Do this:
Please restate the following records word for word.

Excerpted data:

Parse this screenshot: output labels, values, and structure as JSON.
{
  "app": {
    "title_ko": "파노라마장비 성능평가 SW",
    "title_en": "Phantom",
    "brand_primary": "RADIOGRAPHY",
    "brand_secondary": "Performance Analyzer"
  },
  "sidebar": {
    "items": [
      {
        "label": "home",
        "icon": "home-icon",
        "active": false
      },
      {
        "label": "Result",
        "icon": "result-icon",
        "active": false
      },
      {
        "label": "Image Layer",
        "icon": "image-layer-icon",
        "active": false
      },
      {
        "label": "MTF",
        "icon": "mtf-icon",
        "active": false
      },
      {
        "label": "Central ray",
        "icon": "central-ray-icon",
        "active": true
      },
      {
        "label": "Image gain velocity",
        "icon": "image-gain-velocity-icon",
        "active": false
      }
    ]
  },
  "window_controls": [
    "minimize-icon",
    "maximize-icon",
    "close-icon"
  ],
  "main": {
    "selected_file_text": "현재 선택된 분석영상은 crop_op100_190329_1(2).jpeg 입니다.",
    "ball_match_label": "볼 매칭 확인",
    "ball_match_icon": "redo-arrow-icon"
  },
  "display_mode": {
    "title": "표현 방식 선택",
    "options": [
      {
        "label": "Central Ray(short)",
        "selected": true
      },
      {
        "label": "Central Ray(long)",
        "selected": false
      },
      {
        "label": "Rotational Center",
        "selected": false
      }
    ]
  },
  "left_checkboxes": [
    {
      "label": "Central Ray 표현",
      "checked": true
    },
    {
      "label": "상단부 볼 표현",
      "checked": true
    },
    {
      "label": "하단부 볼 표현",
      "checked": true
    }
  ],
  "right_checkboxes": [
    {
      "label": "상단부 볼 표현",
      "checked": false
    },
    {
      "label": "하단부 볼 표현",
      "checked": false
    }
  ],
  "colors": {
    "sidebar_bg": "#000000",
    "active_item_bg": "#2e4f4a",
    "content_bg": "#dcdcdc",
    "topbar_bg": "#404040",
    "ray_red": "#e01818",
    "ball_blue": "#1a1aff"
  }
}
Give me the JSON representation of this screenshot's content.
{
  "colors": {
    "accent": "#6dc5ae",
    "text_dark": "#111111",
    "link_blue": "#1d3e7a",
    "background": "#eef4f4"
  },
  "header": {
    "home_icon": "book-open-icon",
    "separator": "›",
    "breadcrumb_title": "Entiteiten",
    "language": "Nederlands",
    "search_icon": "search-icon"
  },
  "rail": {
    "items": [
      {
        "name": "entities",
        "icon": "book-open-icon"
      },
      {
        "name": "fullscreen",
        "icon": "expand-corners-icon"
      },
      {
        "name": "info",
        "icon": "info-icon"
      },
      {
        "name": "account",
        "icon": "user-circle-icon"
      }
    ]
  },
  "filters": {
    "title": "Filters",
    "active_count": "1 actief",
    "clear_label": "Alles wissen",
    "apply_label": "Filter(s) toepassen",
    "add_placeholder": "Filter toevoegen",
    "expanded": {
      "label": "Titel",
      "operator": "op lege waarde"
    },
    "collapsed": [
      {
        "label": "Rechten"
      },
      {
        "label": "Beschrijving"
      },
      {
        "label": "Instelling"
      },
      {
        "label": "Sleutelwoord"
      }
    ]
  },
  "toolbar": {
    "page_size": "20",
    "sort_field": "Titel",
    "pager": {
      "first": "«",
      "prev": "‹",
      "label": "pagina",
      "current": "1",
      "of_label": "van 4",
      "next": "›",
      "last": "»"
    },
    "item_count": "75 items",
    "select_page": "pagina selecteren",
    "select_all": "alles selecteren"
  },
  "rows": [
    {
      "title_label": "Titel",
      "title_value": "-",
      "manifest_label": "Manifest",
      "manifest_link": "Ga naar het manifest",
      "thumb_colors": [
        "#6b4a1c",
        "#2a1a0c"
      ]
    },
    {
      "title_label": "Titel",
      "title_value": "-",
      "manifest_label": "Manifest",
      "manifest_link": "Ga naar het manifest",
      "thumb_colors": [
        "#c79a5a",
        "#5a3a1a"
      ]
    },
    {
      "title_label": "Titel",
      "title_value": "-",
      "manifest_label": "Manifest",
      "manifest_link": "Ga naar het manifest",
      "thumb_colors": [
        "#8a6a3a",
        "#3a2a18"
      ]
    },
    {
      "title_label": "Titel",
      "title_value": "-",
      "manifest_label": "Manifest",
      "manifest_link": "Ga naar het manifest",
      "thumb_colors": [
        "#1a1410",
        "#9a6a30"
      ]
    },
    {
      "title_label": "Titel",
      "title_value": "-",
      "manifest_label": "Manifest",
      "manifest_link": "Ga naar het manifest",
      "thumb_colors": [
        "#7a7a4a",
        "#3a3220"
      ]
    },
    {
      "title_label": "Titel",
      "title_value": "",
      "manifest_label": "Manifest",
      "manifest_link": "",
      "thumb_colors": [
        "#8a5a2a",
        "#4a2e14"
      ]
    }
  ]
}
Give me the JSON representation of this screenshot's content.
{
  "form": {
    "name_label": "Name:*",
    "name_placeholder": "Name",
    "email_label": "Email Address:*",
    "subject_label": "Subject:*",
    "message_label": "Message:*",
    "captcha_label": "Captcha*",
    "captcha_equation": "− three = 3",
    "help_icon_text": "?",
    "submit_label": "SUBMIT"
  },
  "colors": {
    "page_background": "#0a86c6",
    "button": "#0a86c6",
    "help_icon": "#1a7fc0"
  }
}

Output:
Parse this screenshot: output labels, values, and structure as JSON.
{
  "app": {
    "title_ko": "파노라마장비 성능평가 SW",
    "title_en": "Phantom",
    "brand_primary": "RADIOGRAPHY",
    "brand_secondary": "Performance Analyzer"
  },
  "sidebar": {
    "items": [
      {
        "label": "home",
        "icon": "home-icon",
        "active": false
      },
      {
        "label": "Result",
        "icon": "result-icon",
        "active": false
      },
      {
        "label": "Image Layer",
        "icon": "image-layer-icon",
        "active": false
      },
      {
        "label": "MTF",
        "icon": "mtf-icon",
        "active": false
      },
      {
        "label": "Central ray",
        "icon": "central-ray-icon",
        "active": true
      },
      {
        "label": "Image gain velocity",
        "icon": "image-gain-velocity-icon",
        "active": false
      }
    ]
  },
  "window_controls": [
    "minimize-icon",
    "maximize-icon",
    "close-icon"
  ],
  "main": {
    "selected_file_text": "현재 선택된 분석영상은 crop_op100_190329_1(2).jpeg 입니다.",
    "ball_match_label": "볼 매칭 확인",
    "ball_match_icon": "redo-arrow-icon"
  },
  "display_mode": {
    "title": "표현 방식 선택",
    "options": [
      {
        "label": "Central Ray(short)",
        "selected": true
      },
      {
        "label": "Central Ray(long)",
        "selected": false
      },
      {
        "label": "Rotational Center",
        "selected": false
      }
    ]
  },
  "left_checkboxes": [
    {
      "label": "Central Ray 표현",
      "checked": true
    },
    {
      "label": "상단부 볼 표현",
      "checked": true
    },
    {
      "label": "하단부 볼 표현",
      "checked": true
    }
  ],
  "right_checkboxes": [
    {
      "label": "상단부 볼 표현",
      "checked": false
    },
    {
      "label": "하단부 볼 표현",
      "checked": false
    }
  ],
  "colors": {
    "sidebar_bg": "#000000",
    "active_item_bg": "#2e4f4a",
    "content_bg": "#dcdcdc",
    "topbar_bg": "#404040",
    "ray_red": "#e01818",
    "ball_blue": "#1a1aff"
  }
}
Give me the JSON representation of this screenshot's content.
{
  "colors": {
    "accent": "#6dc5ae",
    "text_dark": "#111111",
    "link_blue": "#1d3e7a",
    "background": "#eef4f4"
  },
  "header": {
    "home_icon": "book-open-icon",
    "separator": "›",
    "breadcrumb_title": "Entiteiten",
    "language": "Nederlands",
    "search_icon": "search-icon"
  },
  "rail": {
    "items": [
      {
        "name": "entities",
        "icon": "book-open-icon"
      },
      {
        "name": "fullscreen",
        "icon": "expand-corners-icon"
      },
      {
        "name": "info",
        "icon": "info-icon"
      },
      {
        "name": "account",
        "icon": "user-circle-icon"
      }
    ]
  },
  "filters": {
    "title": "Filters",
    "active_count": "1 actief",
    "clear_label": "Alles wissen",
    "apply_label": "Filter(s) toepassen",
    "add_placeholder": "Filter toevoegen",
    "expanded": {
      "label": "Titel",
      "operator": "op lege waarde"
    },
    "collapsed": [
      {
        "label": "Rechten"
      },
      {
        "label": "Beschrijving"
      },
      {
        "label": "Instelling"
      },
      {
        "label": "Sleutelwoord"
      }
    ]
  },
  "toolbar": {
    "page_size": "20",
    "sort_field": "Titel",
    "pager": {
      "first": "«",
      "prev": "‹",
      "label": "pagina",
      "current": "1",
      "of_label": "van 4",
      "next": "›",
      "last": "»"
    },
    "item_count": "75 items",
    "select_page": "pagina selecteren",
    "select_all": "alles selecteren"
  },
  "rows": [
    {
      "title_label": "Titel",
      "title_value": "-",
      "manifest_label": "Manifest",
      "manifest_link": "Ga naar het manifest",
      "thumb_colors": [
        "#6b4a1c",
        "#2a1a0c"
      ]
    },
    {
      "title_label": "Titel",
      "title_value": "-",
      "manifest_label": "Manifest",
      "manifest_link": "Ga naar het manifest",
      "thumb_colors": [
        "#c79a5a",
        "#5a3a1a"
      ]
    },
    {
      "title_label": "Titel",
      "title_value": "-",
      "manifest_label": "Manifest",
      "manifest_link": "Ga naar het manifest",
      "thumb_colors": [
        "#8a6a3a",
        "#3a2a18"
      ]
    },
    {
      "title_label": "Titel",
      "title_value": "-",
      "manifest_label": "Manifest",
      "manifest_link": "Ga naar het manifest",
      "thumb_colors": [
        "#1a1410",
        "#9a6a30"
      ]
    },
    {
      "title_label": "Titel",
      "title_value": "-",
      "manifest_label": "Manifest",
      "manifest_link": "Ga naar het manifest",
      "thumb_colors": [
        "#7a7a4a",
        "#3a3220"
      ]
    },
    {
      "title_label": "Titel",
      "title_value": "",
      "manifest_label": "Manifest",
      "manifest_link": "",
      "thumb_colors": [
        "#8a5a2a",
        "#4a2e14"
      ]
    }
  ]
}
Give me the JSON representation of this screenshot's content.
{
  "form": {
    "name_label": "Name:*",
    "name_placeholder": "Name",
    "email_label": "Email Address:*",
    "subject_label": "Subject:*",
    "message_label": "Message:*",
    "captcha_label": "Captcha*",
    "captcha_equation": "− three = 3",
    "help_icon_text": "?",
    "submit_label": "SUBMIT"
  },
  "colors": {
    "page_background": "#0a86c6",
    "button": "#0a86c6",
    "help_icon": "#1a7fc0"
  }
}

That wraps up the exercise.